> **WHAT THE TASK REQUIRES**
Could you print all the entries exactly?
▼▼▼
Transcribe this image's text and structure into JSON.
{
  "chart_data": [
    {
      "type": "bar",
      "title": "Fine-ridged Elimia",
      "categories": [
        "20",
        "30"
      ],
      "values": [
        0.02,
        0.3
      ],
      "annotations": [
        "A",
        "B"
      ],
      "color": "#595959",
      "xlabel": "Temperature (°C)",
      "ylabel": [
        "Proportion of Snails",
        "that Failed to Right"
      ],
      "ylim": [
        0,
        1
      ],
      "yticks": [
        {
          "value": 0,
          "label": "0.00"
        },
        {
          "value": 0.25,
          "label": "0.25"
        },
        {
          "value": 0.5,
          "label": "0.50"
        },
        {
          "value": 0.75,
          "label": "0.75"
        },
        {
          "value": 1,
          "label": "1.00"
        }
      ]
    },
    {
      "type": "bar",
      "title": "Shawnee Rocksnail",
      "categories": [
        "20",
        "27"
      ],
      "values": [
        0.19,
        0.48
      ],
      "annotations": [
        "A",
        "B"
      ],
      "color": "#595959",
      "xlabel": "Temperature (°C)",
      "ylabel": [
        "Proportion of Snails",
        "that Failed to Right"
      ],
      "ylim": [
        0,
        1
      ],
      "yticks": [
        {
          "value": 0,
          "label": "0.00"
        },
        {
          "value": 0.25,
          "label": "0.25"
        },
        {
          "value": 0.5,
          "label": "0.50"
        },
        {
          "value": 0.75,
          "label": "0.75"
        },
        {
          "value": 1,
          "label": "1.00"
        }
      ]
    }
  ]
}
▲▲▲
> **RESULT OF THE EXERCISE**
Transcribe this image's text and structure into JSON.
{
  "chart_data": [
    {
      "type": "bar",
      "title": "Fine-ridged Elimia",
      "categories": [
        "20",
        "30"
      ],
      "values": [
        0.02,
        0.3
      ],
      "annotations": [
        "A",
        "B"
      ],
      "color": "#595959",
      "xlabel": "Temperature (°C)",
      "ylabel": [
        "Proportion of Snails",
        "that Failed to Right"
      ],
      "ylim": [
        0,
        1
      ],
      "yticks": [
        {
          "value": 0,
          "label": "0.00"
        },
        {
          "value": 0.25,
          "label": "0.25"
        },
        {
          "value": 0.5,
          "label": "0.50"
        },
        {
          "value": 0.75,
          "label": "0.75"
        },
        {
          "value": 1,
          "label": "1.00"
        }
      ]
    },
    {
      "type": "bar",
      "title": "Shawnee Rocksnail",
      "categories": [
        "20",
        "27"
      ],
      "values": [
        0.19,
        0.48
      ],
      "annotations": [
        "A",
        "B"
      ],
      "color": "#595959",
      "xlabel": "Temperature (°C)",
      "ylabel": [
        "Proportion of Snails",
        "that Failed to Right"
      ],
      "ylim": [
        0,
        1
      ],
      "yticks": [
        {
          "value": 0,
          "label": "0.00"
        },
        {
          "value": 0.25,
          "label": "0.25"
        },
        {
          "value": 0.5,
          "label": "0.50"
        },
        {
          "value": 0.75,
          "label": "0.75"
        },
        {
          "value": 1,
          "label": "1.00"
        }
      ]
    }
  ]
}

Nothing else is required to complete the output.